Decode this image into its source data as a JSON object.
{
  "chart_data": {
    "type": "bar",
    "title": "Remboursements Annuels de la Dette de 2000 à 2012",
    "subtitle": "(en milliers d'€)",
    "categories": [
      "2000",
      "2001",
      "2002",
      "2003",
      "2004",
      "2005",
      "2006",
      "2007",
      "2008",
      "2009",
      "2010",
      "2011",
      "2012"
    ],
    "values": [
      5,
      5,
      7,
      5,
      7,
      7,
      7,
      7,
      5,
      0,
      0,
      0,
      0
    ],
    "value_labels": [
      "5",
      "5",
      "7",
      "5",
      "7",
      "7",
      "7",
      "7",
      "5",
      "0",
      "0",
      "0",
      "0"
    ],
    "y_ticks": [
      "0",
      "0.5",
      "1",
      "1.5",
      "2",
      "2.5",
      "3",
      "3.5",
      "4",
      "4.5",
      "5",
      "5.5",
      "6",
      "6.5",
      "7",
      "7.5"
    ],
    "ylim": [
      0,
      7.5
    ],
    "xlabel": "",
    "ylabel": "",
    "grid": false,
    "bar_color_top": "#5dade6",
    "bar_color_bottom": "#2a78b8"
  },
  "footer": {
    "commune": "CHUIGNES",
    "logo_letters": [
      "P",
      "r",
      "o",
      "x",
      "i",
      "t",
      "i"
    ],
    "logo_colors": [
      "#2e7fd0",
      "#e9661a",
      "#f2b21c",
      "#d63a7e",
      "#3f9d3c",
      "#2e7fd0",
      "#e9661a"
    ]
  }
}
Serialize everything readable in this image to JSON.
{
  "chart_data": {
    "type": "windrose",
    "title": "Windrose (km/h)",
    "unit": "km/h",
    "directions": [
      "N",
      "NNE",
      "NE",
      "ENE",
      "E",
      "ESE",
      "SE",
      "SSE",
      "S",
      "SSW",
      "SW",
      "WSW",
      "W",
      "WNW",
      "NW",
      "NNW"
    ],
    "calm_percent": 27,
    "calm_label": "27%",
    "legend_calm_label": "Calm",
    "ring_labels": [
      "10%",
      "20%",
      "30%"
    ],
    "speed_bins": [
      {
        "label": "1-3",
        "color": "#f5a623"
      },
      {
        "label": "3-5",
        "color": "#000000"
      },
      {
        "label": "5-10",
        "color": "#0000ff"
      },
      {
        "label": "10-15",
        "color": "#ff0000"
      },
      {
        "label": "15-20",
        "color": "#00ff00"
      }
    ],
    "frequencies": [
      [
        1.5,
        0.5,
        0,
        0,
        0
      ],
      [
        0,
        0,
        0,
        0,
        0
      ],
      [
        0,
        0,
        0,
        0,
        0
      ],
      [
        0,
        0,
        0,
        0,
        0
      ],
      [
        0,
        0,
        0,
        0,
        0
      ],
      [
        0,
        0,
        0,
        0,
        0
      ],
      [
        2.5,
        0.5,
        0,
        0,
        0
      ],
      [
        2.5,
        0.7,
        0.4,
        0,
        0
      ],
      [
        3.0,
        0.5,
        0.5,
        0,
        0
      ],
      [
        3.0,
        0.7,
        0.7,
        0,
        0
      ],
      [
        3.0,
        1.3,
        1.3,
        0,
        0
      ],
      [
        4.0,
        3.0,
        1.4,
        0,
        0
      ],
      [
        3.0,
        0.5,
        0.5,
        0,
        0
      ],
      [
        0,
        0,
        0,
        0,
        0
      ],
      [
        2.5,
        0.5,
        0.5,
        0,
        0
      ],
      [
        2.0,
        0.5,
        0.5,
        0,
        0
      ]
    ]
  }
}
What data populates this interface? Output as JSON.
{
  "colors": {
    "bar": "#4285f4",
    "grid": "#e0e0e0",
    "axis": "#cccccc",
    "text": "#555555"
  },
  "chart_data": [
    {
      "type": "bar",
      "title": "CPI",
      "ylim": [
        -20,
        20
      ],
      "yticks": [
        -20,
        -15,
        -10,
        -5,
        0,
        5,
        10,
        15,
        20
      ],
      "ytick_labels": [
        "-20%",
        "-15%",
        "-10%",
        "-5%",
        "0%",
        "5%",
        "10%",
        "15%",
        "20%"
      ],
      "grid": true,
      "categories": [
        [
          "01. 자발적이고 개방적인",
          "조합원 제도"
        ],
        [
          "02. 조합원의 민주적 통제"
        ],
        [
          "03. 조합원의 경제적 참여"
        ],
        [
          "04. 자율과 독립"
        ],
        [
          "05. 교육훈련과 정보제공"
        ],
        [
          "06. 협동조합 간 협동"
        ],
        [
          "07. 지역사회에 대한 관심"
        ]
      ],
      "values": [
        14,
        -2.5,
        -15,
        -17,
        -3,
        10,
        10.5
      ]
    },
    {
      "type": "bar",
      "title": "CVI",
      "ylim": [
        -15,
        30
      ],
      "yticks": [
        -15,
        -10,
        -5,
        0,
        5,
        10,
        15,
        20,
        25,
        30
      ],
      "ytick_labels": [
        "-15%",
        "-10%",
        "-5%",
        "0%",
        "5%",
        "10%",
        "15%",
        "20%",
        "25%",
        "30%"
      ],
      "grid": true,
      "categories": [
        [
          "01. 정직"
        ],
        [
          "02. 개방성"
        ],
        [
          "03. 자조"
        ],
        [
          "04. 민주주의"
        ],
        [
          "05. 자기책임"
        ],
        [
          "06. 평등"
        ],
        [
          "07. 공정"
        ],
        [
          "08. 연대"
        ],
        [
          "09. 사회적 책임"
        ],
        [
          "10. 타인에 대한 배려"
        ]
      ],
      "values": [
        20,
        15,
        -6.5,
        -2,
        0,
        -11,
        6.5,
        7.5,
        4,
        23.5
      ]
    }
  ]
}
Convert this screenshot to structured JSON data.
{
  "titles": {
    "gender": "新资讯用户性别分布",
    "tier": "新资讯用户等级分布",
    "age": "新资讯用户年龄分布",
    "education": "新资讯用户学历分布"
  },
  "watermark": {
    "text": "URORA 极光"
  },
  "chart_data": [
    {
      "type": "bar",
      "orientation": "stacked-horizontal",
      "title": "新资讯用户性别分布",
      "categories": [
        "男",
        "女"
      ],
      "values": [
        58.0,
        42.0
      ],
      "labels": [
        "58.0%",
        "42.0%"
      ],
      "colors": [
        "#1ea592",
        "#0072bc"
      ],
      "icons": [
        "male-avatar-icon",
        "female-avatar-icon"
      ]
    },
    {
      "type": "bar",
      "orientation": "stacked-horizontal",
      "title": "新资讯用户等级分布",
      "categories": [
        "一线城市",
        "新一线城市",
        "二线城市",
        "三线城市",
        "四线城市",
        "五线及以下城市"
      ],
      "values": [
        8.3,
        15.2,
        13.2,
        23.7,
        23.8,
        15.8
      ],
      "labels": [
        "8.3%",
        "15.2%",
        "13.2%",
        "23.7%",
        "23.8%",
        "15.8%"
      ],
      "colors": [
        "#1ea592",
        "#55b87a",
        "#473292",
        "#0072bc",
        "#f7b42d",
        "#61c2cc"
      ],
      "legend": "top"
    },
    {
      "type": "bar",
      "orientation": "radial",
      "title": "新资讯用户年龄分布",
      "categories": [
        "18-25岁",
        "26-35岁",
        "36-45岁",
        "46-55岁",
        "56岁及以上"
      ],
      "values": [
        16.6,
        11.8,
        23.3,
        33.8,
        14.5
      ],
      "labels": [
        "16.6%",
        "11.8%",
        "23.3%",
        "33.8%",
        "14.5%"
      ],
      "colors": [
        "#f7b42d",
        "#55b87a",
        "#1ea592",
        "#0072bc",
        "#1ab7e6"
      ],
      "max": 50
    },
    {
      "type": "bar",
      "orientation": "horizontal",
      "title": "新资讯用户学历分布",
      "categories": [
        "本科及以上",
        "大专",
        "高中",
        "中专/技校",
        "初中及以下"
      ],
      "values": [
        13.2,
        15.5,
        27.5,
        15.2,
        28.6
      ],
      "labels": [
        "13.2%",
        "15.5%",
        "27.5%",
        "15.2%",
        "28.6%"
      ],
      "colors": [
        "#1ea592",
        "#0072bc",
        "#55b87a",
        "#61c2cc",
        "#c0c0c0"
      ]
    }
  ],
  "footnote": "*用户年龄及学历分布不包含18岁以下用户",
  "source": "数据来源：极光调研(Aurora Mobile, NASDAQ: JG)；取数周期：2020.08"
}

□ □ □ □ □

Instructions to follow:
Find every line with "image" in the listing and state how many there are, nothing else.

Response to the exercise:
2